- **Requirements**: Extract each line bearing the word "this".
* BEGIN Task input *
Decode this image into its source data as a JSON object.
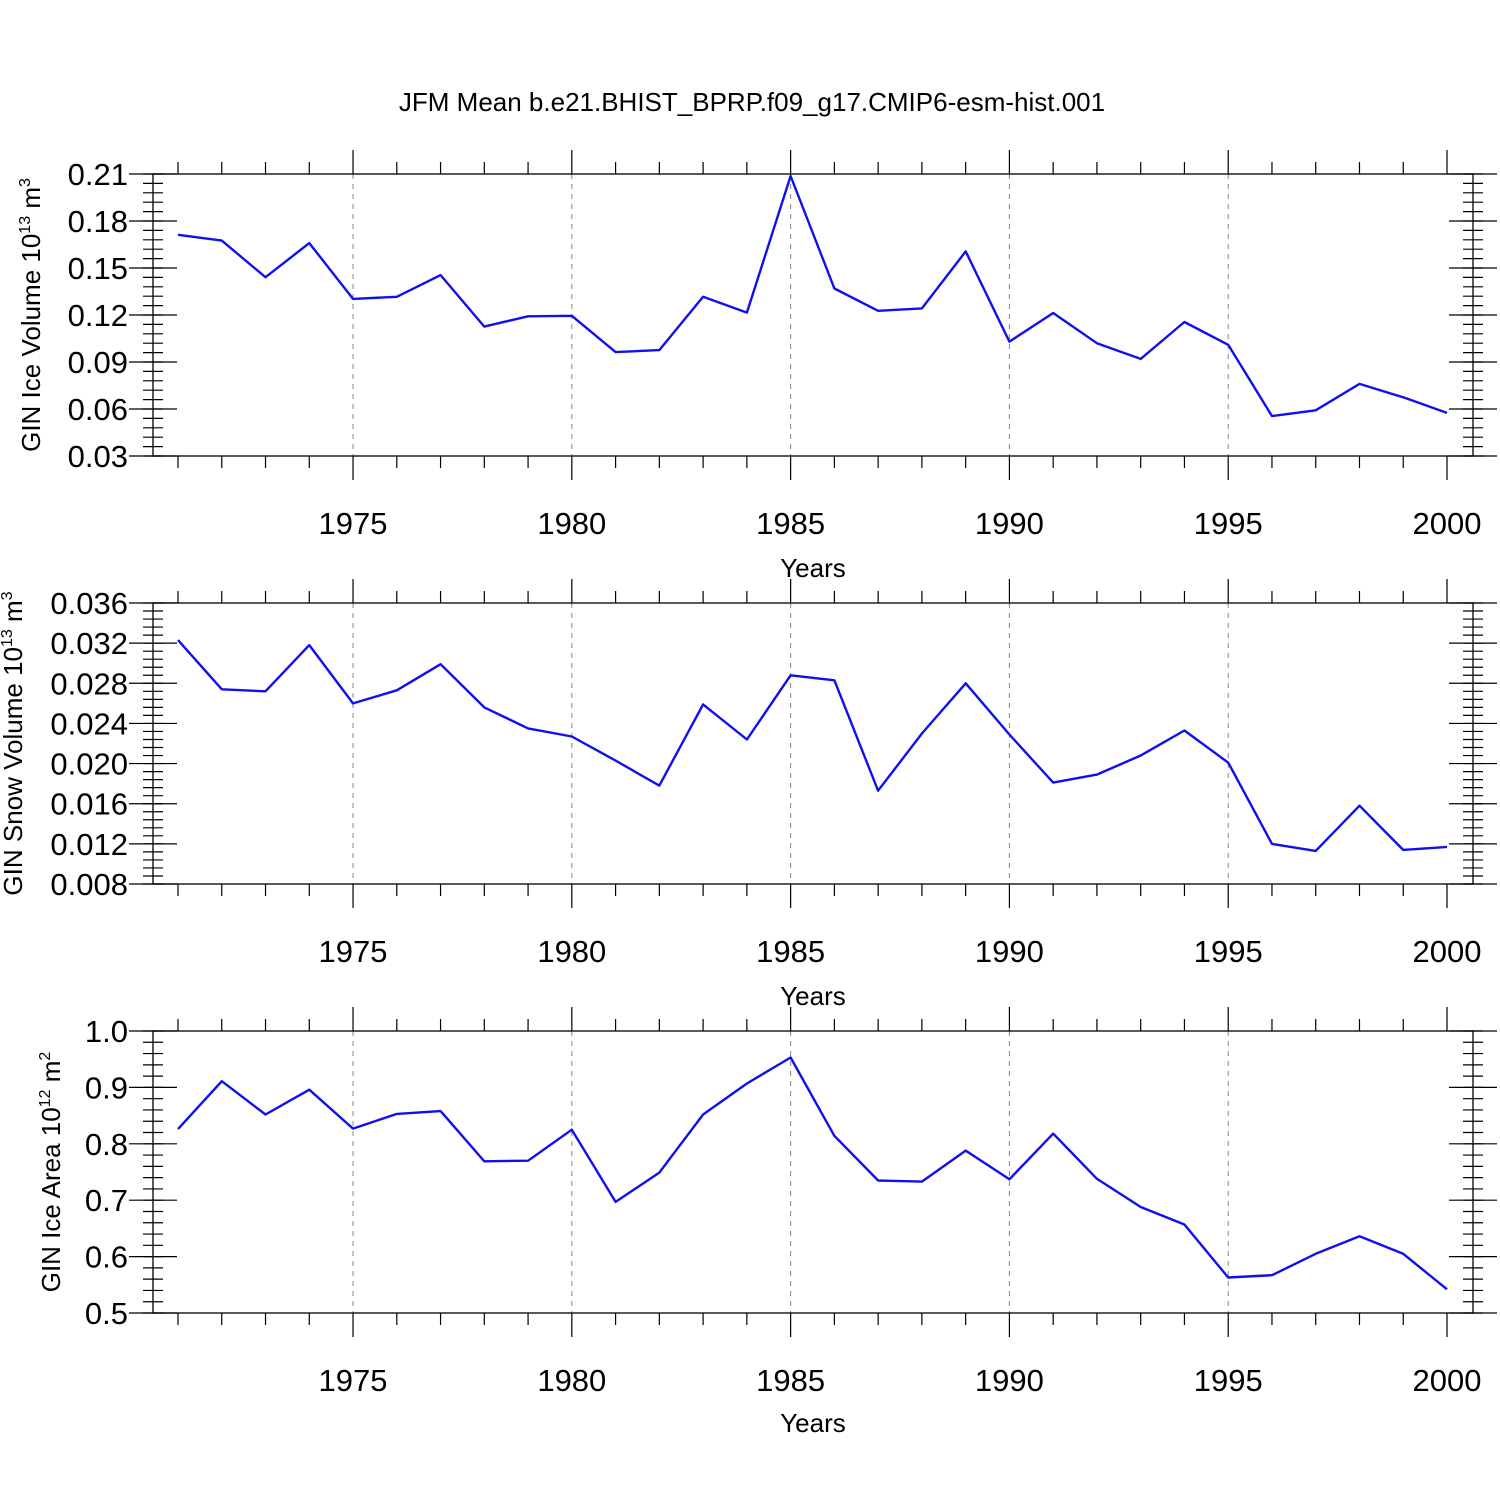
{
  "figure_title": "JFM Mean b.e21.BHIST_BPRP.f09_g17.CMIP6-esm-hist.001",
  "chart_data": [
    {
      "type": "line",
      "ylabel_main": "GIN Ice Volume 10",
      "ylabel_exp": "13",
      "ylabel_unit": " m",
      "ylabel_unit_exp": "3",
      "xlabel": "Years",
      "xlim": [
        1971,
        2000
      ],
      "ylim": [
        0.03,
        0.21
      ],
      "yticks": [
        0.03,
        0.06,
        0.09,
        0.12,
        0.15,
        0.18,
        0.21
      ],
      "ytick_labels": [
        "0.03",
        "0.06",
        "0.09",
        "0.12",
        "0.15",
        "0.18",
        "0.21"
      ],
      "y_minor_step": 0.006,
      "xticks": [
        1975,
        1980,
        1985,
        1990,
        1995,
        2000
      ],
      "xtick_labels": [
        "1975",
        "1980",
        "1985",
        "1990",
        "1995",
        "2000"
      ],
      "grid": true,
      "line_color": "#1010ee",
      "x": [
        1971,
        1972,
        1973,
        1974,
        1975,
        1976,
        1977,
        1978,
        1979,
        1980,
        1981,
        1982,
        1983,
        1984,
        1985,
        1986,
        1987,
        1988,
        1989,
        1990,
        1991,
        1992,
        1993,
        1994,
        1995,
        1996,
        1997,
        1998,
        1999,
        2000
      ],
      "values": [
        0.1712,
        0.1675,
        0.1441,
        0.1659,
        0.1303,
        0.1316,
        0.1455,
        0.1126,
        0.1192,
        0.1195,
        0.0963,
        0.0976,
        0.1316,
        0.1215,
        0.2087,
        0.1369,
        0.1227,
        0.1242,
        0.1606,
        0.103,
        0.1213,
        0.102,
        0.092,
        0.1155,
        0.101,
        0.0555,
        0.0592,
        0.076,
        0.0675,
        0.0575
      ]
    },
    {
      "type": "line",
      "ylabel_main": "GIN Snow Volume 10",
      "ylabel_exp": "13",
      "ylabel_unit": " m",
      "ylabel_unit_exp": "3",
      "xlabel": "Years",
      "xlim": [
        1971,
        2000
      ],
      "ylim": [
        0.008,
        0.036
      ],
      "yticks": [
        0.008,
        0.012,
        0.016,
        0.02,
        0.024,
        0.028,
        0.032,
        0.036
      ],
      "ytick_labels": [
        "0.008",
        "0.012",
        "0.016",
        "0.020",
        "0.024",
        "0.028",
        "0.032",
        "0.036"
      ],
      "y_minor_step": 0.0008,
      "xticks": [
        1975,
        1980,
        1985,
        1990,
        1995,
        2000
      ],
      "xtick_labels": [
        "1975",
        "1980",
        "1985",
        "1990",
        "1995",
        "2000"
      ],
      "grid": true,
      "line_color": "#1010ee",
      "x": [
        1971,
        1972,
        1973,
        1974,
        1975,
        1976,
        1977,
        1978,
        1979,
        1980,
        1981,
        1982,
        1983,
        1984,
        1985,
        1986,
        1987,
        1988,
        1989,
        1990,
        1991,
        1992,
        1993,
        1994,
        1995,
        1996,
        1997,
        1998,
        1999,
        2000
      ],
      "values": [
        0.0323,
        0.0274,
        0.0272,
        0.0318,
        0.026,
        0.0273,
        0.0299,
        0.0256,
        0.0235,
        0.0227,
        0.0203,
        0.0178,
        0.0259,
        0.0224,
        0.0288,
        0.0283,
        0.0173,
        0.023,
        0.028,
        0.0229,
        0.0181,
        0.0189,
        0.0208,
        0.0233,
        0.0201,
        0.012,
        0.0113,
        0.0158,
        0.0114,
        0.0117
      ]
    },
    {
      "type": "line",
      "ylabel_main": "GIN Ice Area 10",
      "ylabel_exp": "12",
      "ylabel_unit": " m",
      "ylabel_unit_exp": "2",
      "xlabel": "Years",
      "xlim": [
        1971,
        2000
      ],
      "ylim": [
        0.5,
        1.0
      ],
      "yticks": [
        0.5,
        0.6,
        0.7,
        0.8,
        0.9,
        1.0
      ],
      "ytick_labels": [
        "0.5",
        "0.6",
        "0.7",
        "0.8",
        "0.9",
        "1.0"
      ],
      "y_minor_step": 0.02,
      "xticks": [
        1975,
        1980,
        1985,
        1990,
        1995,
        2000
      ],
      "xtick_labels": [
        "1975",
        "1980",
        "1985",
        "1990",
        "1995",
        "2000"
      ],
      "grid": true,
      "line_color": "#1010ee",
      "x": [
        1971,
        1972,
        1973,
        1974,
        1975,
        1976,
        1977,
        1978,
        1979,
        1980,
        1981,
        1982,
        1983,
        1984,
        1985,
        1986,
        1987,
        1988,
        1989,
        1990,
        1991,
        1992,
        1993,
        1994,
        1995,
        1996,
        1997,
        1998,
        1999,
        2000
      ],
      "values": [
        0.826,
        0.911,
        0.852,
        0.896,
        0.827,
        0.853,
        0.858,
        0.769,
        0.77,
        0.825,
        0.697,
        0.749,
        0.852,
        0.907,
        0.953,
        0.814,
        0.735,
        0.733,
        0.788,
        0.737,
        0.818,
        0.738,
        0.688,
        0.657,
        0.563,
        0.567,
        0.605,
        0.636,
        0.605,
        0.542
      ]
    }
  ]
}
* END Task input *
* BEGIN Task input *
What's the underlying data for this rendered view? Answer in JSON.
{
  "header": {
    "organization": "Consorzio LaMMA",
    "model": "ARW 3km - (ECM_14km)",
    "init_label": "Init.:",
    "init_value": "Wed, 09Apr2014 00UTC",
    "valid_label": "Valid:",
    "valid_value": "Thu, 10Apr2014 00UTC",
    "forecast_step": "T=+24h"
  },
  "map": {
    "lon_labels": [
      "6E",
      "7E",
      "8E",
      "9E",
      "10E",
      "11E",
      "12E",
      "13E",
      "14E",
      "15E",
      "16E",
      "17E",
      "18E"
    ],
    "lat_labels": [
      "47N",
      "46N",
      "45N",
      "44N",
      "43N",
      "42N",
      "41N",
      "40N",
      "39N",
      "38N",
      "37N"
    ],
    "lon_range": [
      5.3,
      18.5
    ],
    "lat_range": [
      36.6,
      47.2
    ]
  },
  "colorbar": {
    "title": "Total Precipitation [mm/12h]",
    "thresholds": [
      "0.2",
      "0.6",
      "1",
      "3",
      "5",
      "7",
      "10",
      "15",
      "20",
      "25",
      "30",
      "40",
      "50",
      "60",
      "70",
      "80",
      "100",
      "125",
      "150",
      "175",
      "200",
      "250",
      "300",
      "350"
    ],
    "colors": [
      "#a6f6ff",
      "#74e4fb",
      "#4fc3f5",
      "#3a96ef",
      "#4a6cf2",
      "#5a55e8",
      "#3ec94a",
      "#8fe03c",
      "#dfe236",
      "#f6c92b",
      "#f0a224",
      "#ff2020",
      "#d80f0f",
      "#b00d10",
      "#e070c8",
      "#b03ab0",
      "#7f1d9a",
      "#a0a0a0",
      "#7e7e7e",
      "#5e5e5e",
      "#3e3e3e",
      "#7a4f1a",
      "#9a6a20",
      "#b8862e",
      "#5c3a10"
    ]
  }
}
* END Task input *
- **Reply to the exercise**:
Decode this image into its source data as a JSON object.
What's the underlying data for this rendered view? Answer in JSON.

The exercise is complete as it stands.